Data listing:
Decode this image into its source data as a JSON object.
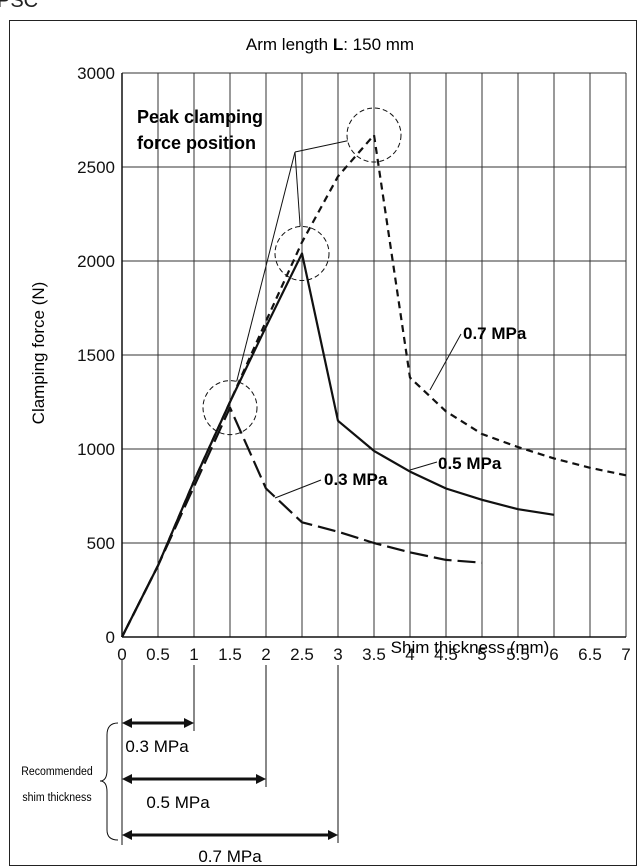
{
  "corner_fragment": "PSC",
  "chart_data": {
    "type": "line",
    "title_prefix": "Arm length ",
    "title_bold": "L",
    "title_suffix": ": 150 mm",
    "xlabel": "Shim thickness (mm)",
    "ylabel": "Clamping force (N)",
    "xlim": [
      0,
      7
    ],
    "ylim": [
      0,
      3000
    ],
    "x_ticks": [
      "0",
      "0.5",
      "1",
      "1.5",
      "2",
      "2.5",
      "3",
      "3.5",
      "4",
      "4.5",
      "5",
      "5.5",
      "6",
      "6.5",
      "7"
    ],
    "y_ticks": [
      "0",
      "500",
      "1000",
      "1500",
      "2000",
      "2500",
      "3000"
    ],
    "grid": true,
    "series": [
      {
        "name": "0.3 MPa",
        "style": "long-dash",
        "points": [
          [
            0,
            0
          ],
          [
            0.5,
            380
          ],
          [
            1,
            800
          ],
          [
            1.5,
            1220
          ],
          [
            2,
            790
          ],
          [
            2.5,
            610
          ],
          [
            3,
            560
          ],
          [
            3.5,
            500
          ],
          [
            4,
            450
          ],
          [
            4.5,
            410
          ],
          [
            5,
            395
          ]
        ]
      },
      {
        "name": "0.5 MPa",
        "style": "solid",
        "points": [
          [
            0,
            0
          ],
          [
            0.5,
            380
          ],
          [
            1,
            830
          ],
          [
            1.5,
            1250
          ],
          [
            2,
            1650
          ],
          [
            2.5,
            2040
          ],
          [
            3,
            1150
          ],
          [
            3.5,
            990
          ],
          [
            4,
            880
          ],
          [
            4.5,
            790
          ],
          [
            5,
            730
          ],
          [
            5.5,
            680
          ],
          [
            6,
            650
          ]
        ]
      },
      {
        "name": "0.7 MPa",
        "style": "short-dash",
        "points": [
          [
            0,
            0
          ],
          [
            0.5,
            380
          ],
          [
            1,
            830
          ],
          [
            1.5,
            1250
          ],
          [
            2,
            1680
          ],
          [
            2.5,
            2100
          ],
          [
            3,
            2450
          ],
          [
            3.5,
            2670
          ],
          [
            4,
            1380
          ],
          [
            4.5,
            1200
          ],
          [
            5,
            1080
          ],
          [
            5.5,
            1010
          ],
          [
            6,
            950
          ],
          [
            6.5,
            900
          ],
          [
            7,
            860
          ]
        ]
      }
    ],
    "annotation": {
      "text_line1": "Peak clamping",
      "text_line2": "force position",
      "peaks": [
        [
          1.5,
          1220
        ],
        [
          2.5,
          2040
        ],
        [
          3.5,
          2670
        ]
      ]
    },
    "series_labels": [
      "0.3 MPa",
      "0.5 MPa",
      "0.7 MPa"
    ],
    "recommended": {
      "label_line1": "Recommended",
      "label_line2": "shim thickness",
      "ranges": [
        {
          "label": "0.3 MPa",
          "from": 0,
          "to": 1
        },
        {
          "label": "0.5 MPa",
          "from": 0,
          "to": 2
        },
        {
          "label": "0.7 MPa",
          "from": 0,
          "to": 3
        }
      ]
    }
  }
}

• What is required
Apart from the pictures, the entries above are to be repeated in full and exactly.

• Worked answer
Decode this image into its source data as a JSON object.
{
  "corner_fragment": "PSC",
  "chart_data": {
    "type": "line",
    "title_prefix": "Arm length ",
    "title_bold": "L",
    "title_suffix": ": 150 mm",
    "xlabel": "Shim thickness (mm)",
    "ylabel": "Clamping force (N)",
    "xlim": [
      0,
      7
    ],
    "ylim": [
      0,
      3000
    ],
    "x_ticks": [
      "0",
      "0.5",
      "1",
      "1.5",
      "2",
      "2.5",
      "3",
      "3.5",
      "4",
      "4.5",
      "5",
      "5.5",
      "6",
      "6.5",
      "7"
    ],
    "y_ticks": [
      "0",
      "500",
      "1000",
      "1500",
      "2000",
      "2500",
      "3000"
    ],
    "grid": true,
    "series": [
      {
        "name": "0.3 MPa",
        "style": "long-dash",
        "points": [
          [
            0,
            0
          ],
          [
            0.5,
            380
          ],
          [
            1,
            800
          ],
          [
            1.5,
            1220
          ],
          [
            2,
            790
          ],
          [
            2.5,
            610
          ],
          [
            3,
            560
          ],
          [
            3.5,
            500
          ],
          [
            4,
            450
          ],
          [
            4.5,
            410
          ],
          [
            5,
            395
          ]
        ]
      },
      {
        "name": "0.5 MPa",
        "style": "solid",
        "points": [
          [
            0,
            0
          ],
          [
            0.5,
            380
          ],
          [
            1,
            830
          ],
          [
            1.5,
            1250
          ],
          [
            2,
            1650
          ],
          [
            2.5,
            2040
          ],
          [
            3,
            1150
          ],
          [
            3.5,
            990
          ],
          [
            4,
            880
          ],
          [
            4.5,
            790
          ],
          [
            5,
            730
          ],
          [
            5.5,
            680
          ],
          [
            6,
            650
          ]
        ]
      },
      {
        "name": "0.7 MPa",
        "style": "short-dash",
        "points": [
          [
            0,
            0
          ],
          [
            0.5,
            380
          ],
          [
            1,
            830
          ],
          [
            1.5,
            1250
          ],
          [
            2,
            1680
          ],
          [
            2.5,
            2100
          ],
          [
            3,
            2450
          ],
          [
            3.5,
            2670
          ],
          [
            4,
            1380
          ],
          [
            4.5,
            1200
          ],
          [
            5,
            1080
          ],
          [
            5.5,
            1010
          ],
          [
            6,
            950
          ],
          [
            6.5,
            900
          ],
          [
            7,
            860
          ]
        ]
      }
    ],
    "annotation": {
      "text_line1": "Peak clamping",
      "text_line2": "force position",
      "peaks": [
        [
          1.5,
          1220
        ],
        [
          2.5,
          2040
        ],
        [
          3.5,
          2670
        ]
      ]
    },
    "series_labels": [
      "0.3 MPa",
      "0.5 MPa",
      "0.7 MPa"
    ],
    "recommended": {
      "label_line1": "Recommended",
      "label_line2": "shim thickness",
      "ranges": [
        {
          "label": "0.3 MPa",
          "from": 0,
          "to": 1
        },
        {
          "label": "0.5 MPa",
          "from": 0,
          "to": 2
        },
        {
          "label": "0.7 MPa",
          "from": 0,
          "to": 3
        }
      ]
    }
  }
}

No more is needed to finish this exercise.